*Objective*
Your task is to copy the material exactly.

*Entries supplied*
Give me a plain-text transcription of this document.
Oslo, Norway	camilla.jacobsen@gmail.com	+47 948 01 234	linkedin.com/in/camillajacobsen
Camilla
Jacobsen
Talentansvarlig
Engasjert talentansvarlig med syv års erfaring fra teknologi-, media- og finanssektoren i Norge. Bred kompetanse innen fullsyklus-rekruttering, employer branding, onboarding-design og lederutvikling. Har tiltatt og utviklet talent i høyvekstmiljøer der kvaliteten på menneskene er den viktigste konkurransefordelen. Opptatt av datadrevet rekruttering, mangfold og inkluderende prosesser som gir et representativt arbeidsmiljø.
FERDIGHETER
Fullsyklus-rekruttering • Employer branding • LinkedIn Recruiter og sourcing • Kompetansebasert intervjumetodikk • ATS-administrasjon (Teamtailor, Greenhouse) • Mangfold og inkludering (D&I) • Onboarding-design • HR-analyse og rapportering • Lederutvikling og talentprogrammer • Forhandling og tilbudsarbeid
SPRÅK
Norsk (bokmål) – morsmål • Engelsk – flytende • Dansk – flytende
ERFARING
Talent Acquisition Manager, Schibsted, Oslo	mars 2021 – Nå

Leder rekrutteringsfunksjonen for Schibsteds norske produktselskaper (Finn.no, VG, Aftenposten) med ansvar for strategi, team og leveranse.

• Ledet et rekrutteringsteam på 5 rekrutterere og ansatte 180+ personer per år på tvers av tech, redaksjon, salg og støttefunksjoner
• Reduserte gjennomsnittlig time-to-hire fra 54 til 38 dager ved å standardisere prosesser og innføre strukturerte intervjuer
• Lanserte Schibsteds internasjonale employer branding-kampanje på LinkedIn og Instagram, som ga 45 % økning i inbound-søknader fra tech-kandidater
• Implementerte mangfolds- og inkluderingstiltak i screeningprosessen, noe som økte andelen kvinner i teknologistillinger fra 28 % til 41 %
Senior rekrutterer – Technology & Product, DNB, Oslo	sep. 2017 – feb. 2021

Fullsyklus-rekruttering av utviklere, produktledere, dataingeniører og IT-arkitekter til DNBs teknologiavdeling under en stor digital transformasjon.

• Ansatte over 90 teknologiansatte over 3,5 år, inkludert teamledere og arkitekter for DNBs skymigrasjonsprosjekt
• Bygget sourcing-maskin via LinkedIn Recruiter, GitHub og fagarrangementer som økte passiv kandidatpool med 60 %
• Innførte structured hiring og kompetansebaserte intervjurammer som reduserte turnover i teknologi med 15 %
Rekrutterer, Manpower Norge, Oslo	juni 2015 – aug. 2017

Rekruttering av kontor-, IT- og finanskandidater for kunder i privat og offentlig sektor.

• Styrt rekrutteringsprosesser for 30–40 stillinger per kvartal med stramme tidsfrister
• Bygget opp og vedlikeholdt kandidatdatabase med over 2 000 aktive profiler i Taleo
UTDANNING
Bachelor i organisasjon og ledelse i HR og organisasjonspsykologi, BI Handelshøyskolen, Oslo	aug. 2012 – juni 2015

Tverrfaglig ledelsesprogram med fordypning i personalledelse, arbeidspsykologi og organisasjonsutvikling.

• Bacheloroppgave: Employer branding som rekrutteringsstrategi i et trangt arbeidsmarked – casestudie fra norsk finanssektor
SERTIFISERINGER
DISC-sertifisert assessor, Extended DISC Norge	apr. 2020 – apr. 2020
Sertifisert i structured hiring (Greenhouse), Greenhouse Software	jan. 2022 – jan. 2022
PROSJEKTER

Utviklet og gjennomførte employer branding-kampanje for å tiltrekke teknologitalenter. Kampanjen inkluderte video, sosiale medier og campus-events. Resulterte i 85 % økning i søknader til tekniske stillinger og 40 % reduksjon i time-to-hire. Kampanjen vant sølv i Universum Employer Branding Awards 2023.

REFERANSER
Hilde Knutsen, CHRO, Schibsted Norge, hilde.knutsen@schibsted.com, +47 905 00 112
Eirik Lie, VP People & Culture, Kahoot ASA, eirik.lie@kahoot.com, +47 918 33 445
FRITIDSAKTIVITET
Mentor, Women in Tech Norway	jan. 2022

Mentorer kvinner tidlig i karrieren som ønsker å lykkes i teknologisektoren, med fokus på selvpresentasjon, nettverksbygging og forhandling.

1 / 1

*Result for this task*
Give me a plain-text transcription of this document.
Oslo, Norway	camilla.jacobsen@gmail.com	+47 948 01 234	linkedin.com/in/camillajacobsen
Camilla
Jacobsen
Talentansvarlig
Engasjert talentansvarlig med syv års erfaring fra teknologi-, media- og finanssektoren i Norge. Bred kompetanse innen fullsyklus-rekruttering, employer branding, onboarding-design og lederutvikling. Har tiltatt og utviklet talent i høyvekstmiljøer der kvaliteten på menneskene er den viktigste konkurransefordelen. Opptatt av datadrevet rekruttering, mangfold og inkluderende prosesser som gir et representativt arbeidsmiljø.
FERDIGHETER
Fullsyklus-rekruttering • Employer branding • LinkedIn Recruiter og sourcing • Kompetansebasert intervjumetodikk • ATS-administrasjon (Teamtailor, Greenhouse) • Mangfold og inkludering (D&I) • Onboarding-design • HR-analyse og rapportering • Lederutvikling og talentprogrammer • Forhandling og tilbudsarbeid
SPRÅK
Norsk (bokmål) – morsmål • Engelsk – flytende • Dansk – flytende
ERFARING
Talent Acquisition Manager, Schibsted, Oslo	mars 2021 – Nå

Leder rekrutteringsfunksjonen for Schibsteds norske produktselskaper (Finn.no, VG, Aftenposten) med ansvar for strategi, team og leveranse.

• Ledet et rekrutteringsteam på 5 rekrutterere og ansatte 180+ personer per år på tvers av tech, redaksjon, salg og støttefunksjoner
• Reduserte gjennomsnittlig time-to-hire fra 54 til 38 dager ved å standardisere prosesser og innføre strukturerte intervjuer
• Lanserte Schibsteds internasjonale employer branding-kampanje på LinkedIn og Instagram, som ga 45 % økning i inbound-søknader fra tech-kandidater
• Implementerte mangfolds- og inkluderingstiltak i screeningprosessen, noe som økte andelen kvinner i teknologistillinger fra 28 % til 41 %
Senior rekrutterer – Technology & Product, DNB, Oslo	sep. 2017 – feb. 2021

Fullsyklus-rekruttering av utviklere, produktledere, dataingeniører og IT-arkitekter til DNBs teknologiavdeling under en stor digital transformasjon.

• Ansatte over 90 teknologiansatte over 3,5 år, inkludert teamledere og arkitekter for DNBs skymigrasjonsprosjekt
• Bygget sourcing-maskin via LinkedIn Recruiter, GitHub og fagarrangementer som økte passiv kandidatpool med 60 %
• Innførte structured hiring og kompetansebaserte intervjurammer som reduserte turnover i teknologi med 15 %
Rekrutterer, Manpower Norge, Oslo	juni 2015 – aug. 2017

Rekruttering av kontor-, IT- og finanskandidater for kunder i privat og offentlig sektor.

• Styrt rekrutteringsprosesser for 30–40 stillinger per kvartal med stramme tidsfrister
• Bygget opp og vedlikeholdt kandidatdatabase med over 2 000 aktive profiler i Taleo
UTDANNING
Bachelor i organisasjon og ledelse i HR og organisasjonspsykologi, BI Handelshøyskolen, Oslo	aug. 2012 – juni 2015

Tverrfaglig ledelsesprogram med fordypning i personalledelse, arbeidspsykologi og organisasjonsutvikling.

• Bacheloroppgave: Employer branding som rekrutteringsstrategi i et trangt arbeidsmarked – casestudie fra norsk finanssektor
SERTIFISERINGER
DISC-sertifisert assessor, Extended DISC Norge	apr. 2020 – apr. 2020
Sertifisert i structured hiring (Greenhouse), Greenhouse Software	jan. 2022 – jan. 2022
PROSJEKTER

Utviklet og gjennomførte employer branding-kampanje for å tiltrekke teknologitalenter. Kampanjen inkluderte video, sosiale medier og campus-events. Resulterte i 85 % økning i søknader til tekniske stillinger og 40 % reduksjon i time-to-hire. Kampanjen vant sølv i Universum Employer Branding Awards 2023.

REFERANSER
Hilde Knutsen, CHRO, Schibsted Norge, hilde.knutsen@schibsted.com, +47 905 00 112
Eirik Lie, VP People & Culture, Kahoot ASA, eirik.lie@kahoot.com, +47 918 33 445
FRITIDSAKTIVITET
Mentor, Women in Tech Norway	jan. 2022

Mentorer kvinner tidlig i karrieren som ønsker å lykkes i teknologisektoren, med fokus på selvpresentasjon, nettverksbygging og forhandling.

1 / 1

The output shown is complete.